**The problem:**
Pick out each line containing the string "采样袋完好" and copy it.

Stored records:

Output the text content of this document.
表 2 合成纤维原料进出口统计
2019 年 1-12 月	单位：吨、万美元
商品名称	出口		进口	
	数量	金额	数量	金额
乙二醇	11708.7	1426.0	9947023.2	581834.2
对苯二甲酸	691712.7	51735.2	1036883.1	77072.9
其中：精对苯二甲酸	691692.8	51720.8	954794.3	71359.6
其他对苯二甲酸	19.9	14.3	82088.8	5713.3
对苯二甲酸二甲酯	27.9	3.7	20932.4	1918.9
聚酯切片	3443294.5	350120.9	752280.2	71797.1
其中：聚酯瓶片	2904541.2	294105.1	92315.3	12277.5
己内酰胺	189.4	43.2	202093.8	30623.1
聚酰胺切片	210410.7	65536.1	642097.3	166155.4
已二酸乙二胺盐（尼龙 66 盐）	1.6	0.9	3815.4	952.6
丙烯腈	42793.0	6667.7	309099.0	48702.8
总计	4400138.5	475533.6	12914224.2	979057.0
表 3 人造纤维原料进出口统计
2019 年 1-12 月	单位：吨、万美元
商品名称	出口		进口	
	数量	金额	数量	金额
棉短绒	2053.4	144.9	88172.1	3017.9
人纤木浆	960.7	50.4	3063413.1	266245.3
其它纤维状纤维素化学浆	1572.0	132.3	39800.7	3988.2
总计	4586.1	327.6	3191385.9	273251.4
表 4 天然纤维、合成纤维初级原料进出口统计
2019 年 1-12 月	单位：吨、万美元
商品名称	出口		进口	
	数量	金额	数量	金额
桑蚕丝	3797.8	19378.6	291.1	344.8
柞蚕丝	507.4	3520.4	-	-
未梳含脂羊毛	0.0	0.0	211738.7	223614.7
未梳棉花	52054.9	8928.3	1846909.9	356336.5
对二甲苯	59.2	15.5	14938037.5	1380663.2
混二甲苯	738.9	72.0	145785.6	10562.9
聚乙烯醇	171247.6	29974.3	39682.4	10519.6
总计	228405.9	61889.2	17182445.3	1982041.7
* * *
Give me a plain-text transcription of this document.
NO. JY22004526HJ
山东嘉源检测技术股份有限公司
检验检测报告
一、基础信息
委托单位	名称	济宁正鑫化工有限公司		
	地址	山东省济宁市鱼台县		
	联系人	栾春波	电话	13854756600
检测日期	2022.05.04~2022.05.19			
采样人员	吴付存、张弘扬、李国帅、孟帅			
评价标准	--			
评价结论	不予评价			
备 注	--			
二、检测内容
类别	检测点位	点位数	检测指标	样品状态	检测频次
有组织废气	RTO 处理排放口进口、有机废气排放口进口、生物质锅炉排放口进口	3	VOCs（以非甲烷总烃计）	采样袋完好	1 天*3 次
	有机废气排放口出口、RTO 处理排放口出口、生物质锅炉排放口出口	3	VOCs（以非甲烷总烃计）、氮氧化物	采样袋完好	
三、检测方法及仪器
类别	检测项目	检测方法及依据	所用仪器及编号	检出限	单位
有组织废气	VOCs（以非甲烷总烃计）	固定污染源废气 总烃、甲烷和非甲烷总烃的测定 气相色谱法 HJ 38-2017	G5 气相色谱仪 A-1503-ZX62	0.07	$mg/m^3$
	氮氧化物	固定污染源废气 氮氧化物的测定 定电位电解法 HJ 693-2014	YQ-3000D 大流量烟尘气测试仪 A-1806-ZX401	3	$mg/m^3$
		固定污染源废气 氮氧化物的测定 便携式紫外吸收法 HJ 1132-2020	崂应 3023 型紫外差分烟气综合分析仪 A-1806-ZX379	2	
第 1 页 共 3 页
--
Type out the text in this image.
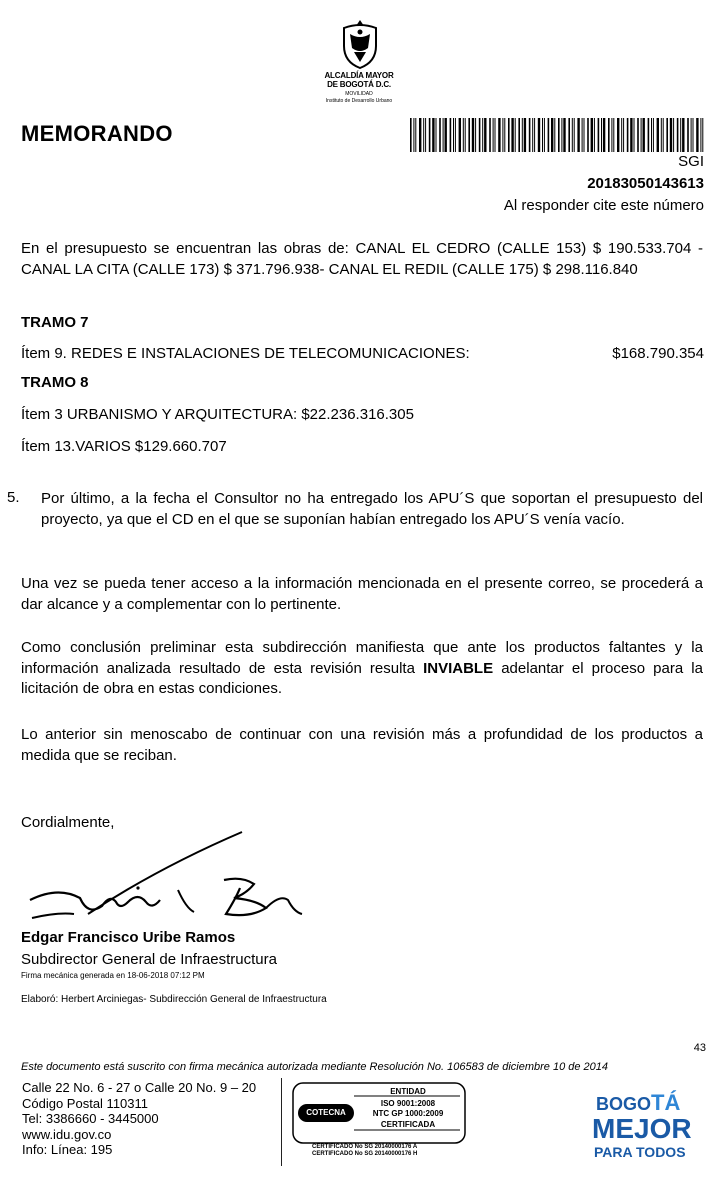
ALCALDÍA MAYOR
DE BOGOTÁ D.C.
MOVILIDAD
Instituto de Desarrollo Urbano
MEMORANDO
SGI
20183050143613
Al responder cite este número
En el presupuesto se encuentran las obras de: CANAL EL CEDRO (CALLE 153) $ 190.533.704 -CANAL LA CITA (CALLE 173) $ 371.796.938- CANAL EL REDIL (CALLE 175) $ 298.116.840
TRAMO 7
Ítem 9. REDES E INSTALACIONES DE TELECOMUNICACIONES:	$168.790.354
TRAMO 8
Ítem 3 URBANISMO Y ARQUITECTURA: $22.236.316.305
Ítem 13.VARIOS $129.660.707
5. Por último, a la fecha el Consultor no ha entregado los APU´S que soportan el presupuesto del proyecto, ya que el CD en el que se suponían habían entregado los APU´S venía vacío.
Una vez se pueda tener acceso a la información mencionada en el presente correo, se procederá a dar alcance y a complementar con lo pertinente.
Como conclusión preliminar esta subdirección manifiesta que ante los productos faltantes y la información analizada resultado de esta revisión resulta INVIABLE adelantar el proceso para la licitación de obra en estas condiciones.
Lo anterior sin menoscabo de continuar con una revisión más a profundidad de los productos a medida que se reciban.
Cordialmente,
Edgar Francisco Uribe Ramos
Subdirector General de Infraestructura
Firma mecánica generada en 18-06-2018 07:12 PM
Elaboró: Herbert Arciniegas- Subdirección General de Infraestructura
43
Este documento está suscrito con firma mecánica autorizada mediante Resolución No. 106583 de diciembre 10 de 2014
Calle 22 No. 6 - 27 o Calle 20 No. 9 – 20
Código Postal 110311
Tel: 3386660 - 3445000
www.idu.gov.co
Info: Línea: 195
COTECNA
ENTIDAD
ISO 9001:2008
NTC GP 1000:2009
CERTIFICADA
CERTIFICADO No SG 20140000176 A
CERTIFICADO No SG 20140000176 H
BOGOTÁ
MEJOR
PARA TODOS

**Problem solution:**
有组织废气	RTO 处理排放口进口、有机废气排放口进口、生物质锅炉排放口进口	3	VOCs（以非甲烷总烃计）	采样袋完好	1 天*3 次
	有机废气排放口出口、RTO 处理排放口出口、生物质锅炉排放口出口	3	VOCs（以非甲烷总烃计）、氮氧化物	采样袋完好	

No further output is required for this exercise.